The output should be all lines of the entries below in which the word "left" occurs.

────────────────────────────────────────

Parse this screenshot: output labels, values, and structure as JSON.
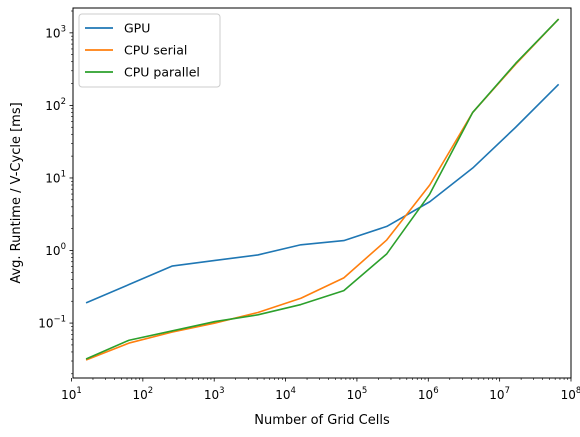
{
  "chart_data": {
    "type": "line",
    "title": "",
    "xlabel": "Number of Grid Cells",
    "ylabel": "Avg. Runtime / V-Cycle [ms]",
    "xscale": "log",
    "yscale": "log",
    "xlim": [
      10.5,
      100000000
    ],
    "ylim": [
      0.0175,
      2200
    ],
    "grid": false,
    "legend_position": "top-left",
    "x_ticks": [
      {
        "value": 10,
        "base": "10",
        "exp": "1"
      },
      {
        "value": 100,
        "base": "10",
        "exp": "2"
      },
      {
        "value": 1000,
        "base": "10",
        "exp": "3"
      },
      {
        "value": 10000,
        "base": "10",
        "exp": "4"
      },
      {
        "value": 100000,
        "base": "10",
        "exp": "5"
      },
      {
        "value": 1000000,
        "base": "10",
        "exp": "6"
      },
      {
        "value": 10000000,
        "base": "10",
        "exp": "7"
      },
      {
        "value": 100000000,
        "base": "10",
        "exp": "8"
      }
    ],
    "y_ticks": [
      {
        "value": 0.1,
        "base": "10",
        "exp": "−1"
      },
      {
        "value": 1,
        "base": "10",
        "exp": "0"
      },
      {
        "value": 10,
        "base": "10",
        "exp": "1"
      },
      {
        "value": 100,
        "base": "10",
        "exp": "2"
      },
      {
        "value": 1000,
        "base": "10",
        "exp": "3"
      }
    ],
    "x": [
      16,
      64,
      256,
      1024,
      4096,
      16384,
      65536,
      262144,
      1048576,
      4194304,
      16777216,
      67108864
    ],
    "series": [
      {
        "name": "GPU",
        "color": "#1f77b4",
        "values": [
          0.19,
          0.34,
          0.61,
          0.73,
          0.87,
          1.2,
          1.37,
          2.15,
          4.7,
          13.7,
          50,
          195
        ]
      },
      {
        "name": "CPU serial",
        "color": "#ff7f0e",
        "values": [
          0.031,
          0.053,
          0.075,
          0.1,
          0.14,
          0.22,
          0.42,
          1.4,
          8,
          80,
          370,
          1550
        ]
      },
      {
        "name": "CPU parallel",
        "color": "#2ca02c",
        "values": [
          0.032,
          0.058,
          0.078,
          0.105,
          0.13,
          0.18,
          0.28,
          0.9,
          6,
          80,
          380,
          1550
        ]
      }
    ]
  }
}
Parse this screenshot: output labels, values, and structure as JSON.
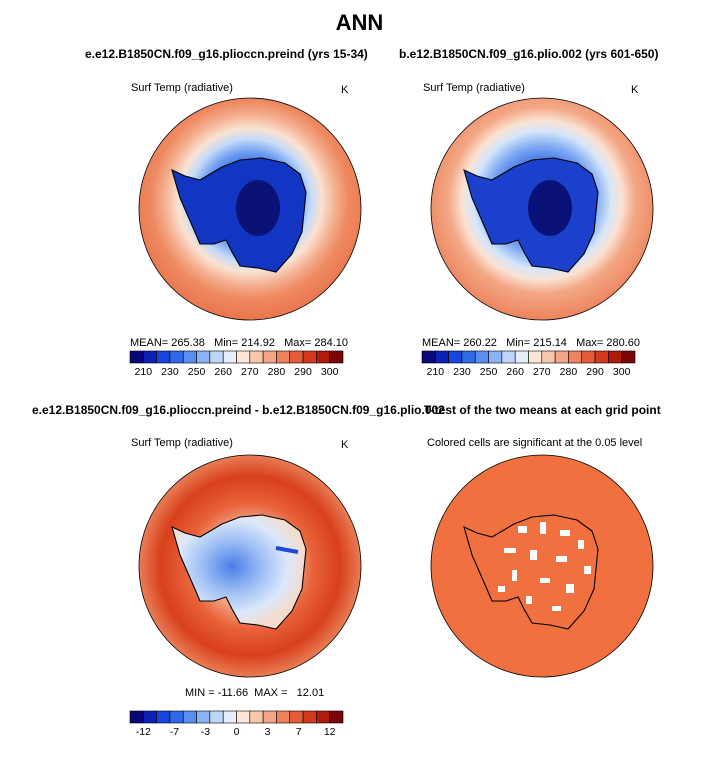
{
  "figure": {
    "title": "ANN"
  },
  "chart_data": [
    {
      "type": "heatmap",
      "projection": "south-polar-stereographic",
      "title": "e.e12.B1850CN.f09_g16.plioccn.preind (yrs 15-34)",
      "variable": "Surf Temp (radiative)",
      "units": "K",
      "stats_text": "MEAN= 265.38   Min= 214.92   Max= 284.10",
      "stats": {
        "mean": 265.38,
        "min": 214.92,
        "max": 284.1
      },
      "colorbar": {
        "tick_labels": [
          "210",
          "230",
          "250",
          "260",
          "270",
          "280",
          "290",
          "300"
        ],
        "colors": [
          "#08087a",
          "#0c22b4",
          "#1846dc",
          "#2f6ae8",
          "#5a8ff0",
          "#8cb2f5",
          "#bcd5f8",
          "#e4eefb",
          "#fbe6d8",
          "#f8c8ad",
          "#f4a686",
          "#ee8260",
          "#e65c3a",
          "#d63a1e",
          "#b01c0c",
          "#7a0606"
        ]
      }
    },
    {
      "type": "heatmap",
      "projection": "south-polar-stereographic",
      "title": "b.e12.B1850CN.f09_g16.plio.002 (yrs 601-650)",
      "variable": "Surf Temp (radiative)",
      "units": "K",
      "stats_text": "MEAN= 260.22   Min= 215.14   Max= 280.60",
      "stats": {
        "mean": 260.22,
        "min": 215.14,
        "max": 280.6
      },
      "colorbar": {
        "tick_labels": [
          "210",
          "230",
          "250",
          "260",
          "270",
          "280",
          "290",
          "300"
        ],
        "colors": [
          "#08087a",
          "#0c22b4",
          "#1846dc",
          "#2f6ae8",
          "#5a8ff0",
          "#8cb2f5",
          "#bcd5f8",
          "#e4eefb",
          "#fbe6d8",
          "#f8c8ad",
          "#f4a686",
          "#ee8260",
          "#e65c3a",
          "#d63a1e",
          "#b01c0c",
          "#7a0606"
        ]
      }
    },
    {
      "type": "heatmap",
      "projection": "south-polar-stereographic",
      "title": "e.e12.B1850CN.f09_g16.plioccn.preind - b.e12.B1850CN.f09_g16.plio.002",
      "variable": "Surf Temp (radiative)",
      "units": "K",
      "stats_text": "MIN = -11.66  MAX =   12.01",
      "stats": {
        "min": -11.66,
        "max": 12.01
      },
      "colorbar": {
        "tick_labels": [
          "-12",
          "-7",
          "-3",
          "0",
          "3",
          "7",
          "12"
        ],
        "colors": [
          "#08087a",
          "#0c22b4",
          "#1846dc",
          "#2f6ae8",
          "#5a8ff0",
          "#8cb2f5",
          "#bcd5f8",
          "#e4eefb",
          "#fbe6d8",
          "#f8c8ad",
          "#f4a686",
          "#ee8260",
          "#e65c3a",
          "#d63a1e",
          "#b01c0c",
          "#7a0606"
        ]
      }
    },
    {
      "type": "heatmap",
      "projection": "south-polar-stereographic",
      "title": "T-test of the two means at each grid point",
      "subtitle": "Colored cells are significant at the 0.05 level",
      "fill_color": "#f0703f"
    }
  ]
}
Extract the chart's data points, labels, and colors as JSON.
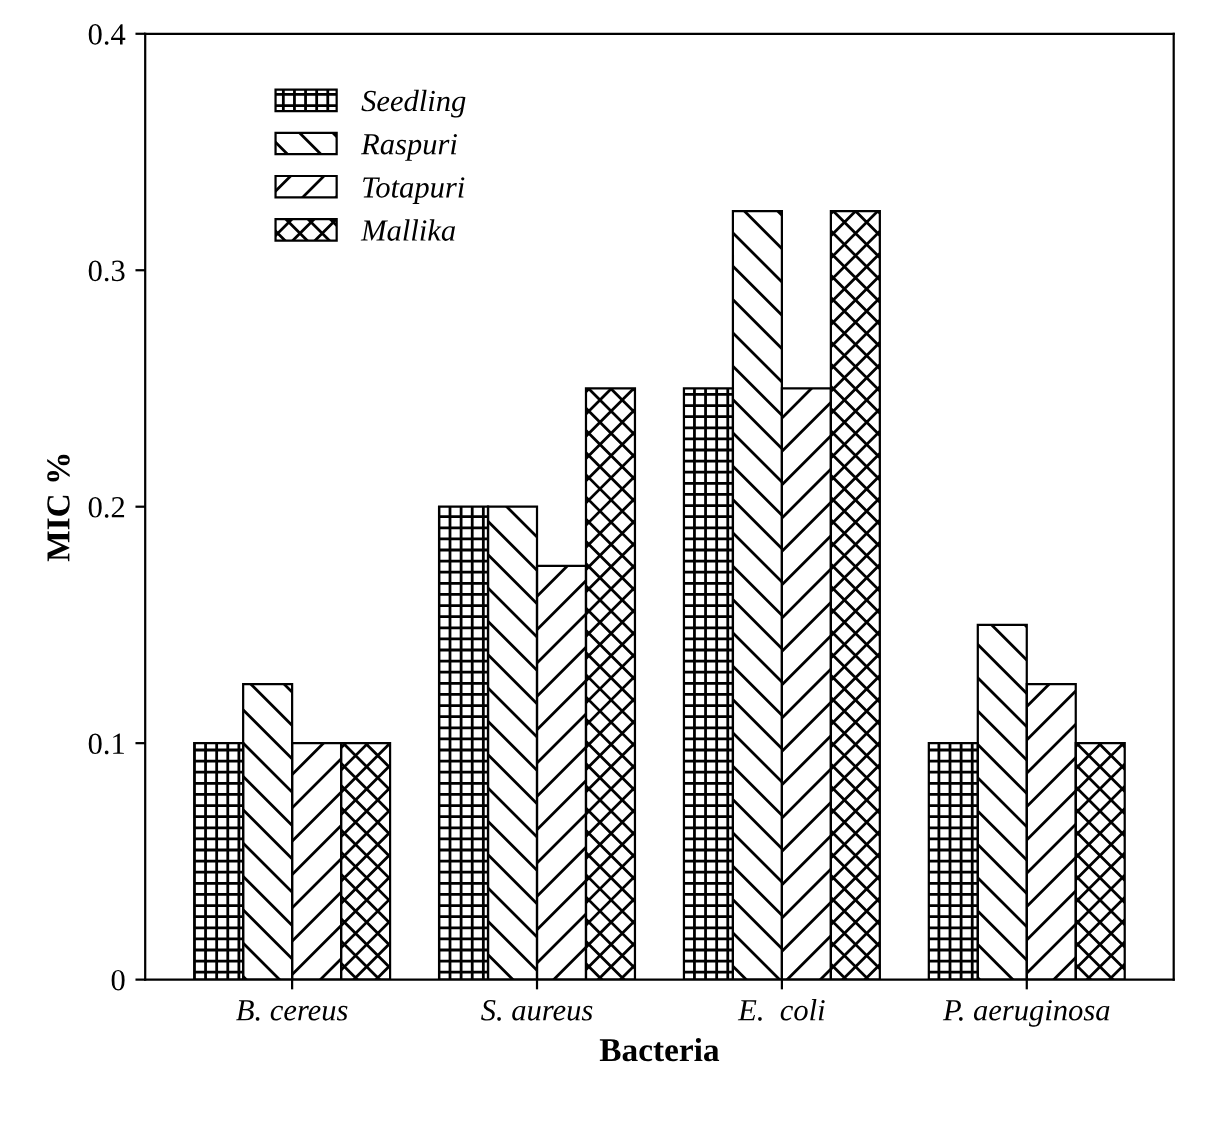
{
  "chart_data": {
    "type": "bar",
    "xlabel": "Bacteria",
    "ylabel": "MIC %",
    "categories": [
      "B. cereus",
      "S. aureus",
      "E.  coli",
      "P. aeruginosa"
    ],
    "series": [
      {
        "name": "Seedling",
        "color": "#000000",
        "values": [
          0.1,
          0.2,
          0.25,
          0.1
        ]
      },
      {
        "name": "Raspuri",
        "color": "#000000",
        "values": [
          0.125,
          0.2,
          0.325,
          0.15
        ]
      },
      {
        "name": "Totapuri",
        "color": "#000000",
        "values": [
          0.1,
          0.175,
          0.25,
          0.125
        ]
      },
      {
        "name": "Mallika",
        "color": "#000000",
        "values": [
          0.1,
          0.25,
          0.325,
          0.1
        ]
      }
    ],
    "ylim": [
      0,
      0.4
    ],
    "yticks": [
      0,
      0.1,
      0.2,
      0.3,
      0.4
    ],
    "grid": false,
    "legend": "top left"
  }
}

────────────────────────────────────────

(Written solution)
    "legend_position": "top-left",
    "legend": "top left"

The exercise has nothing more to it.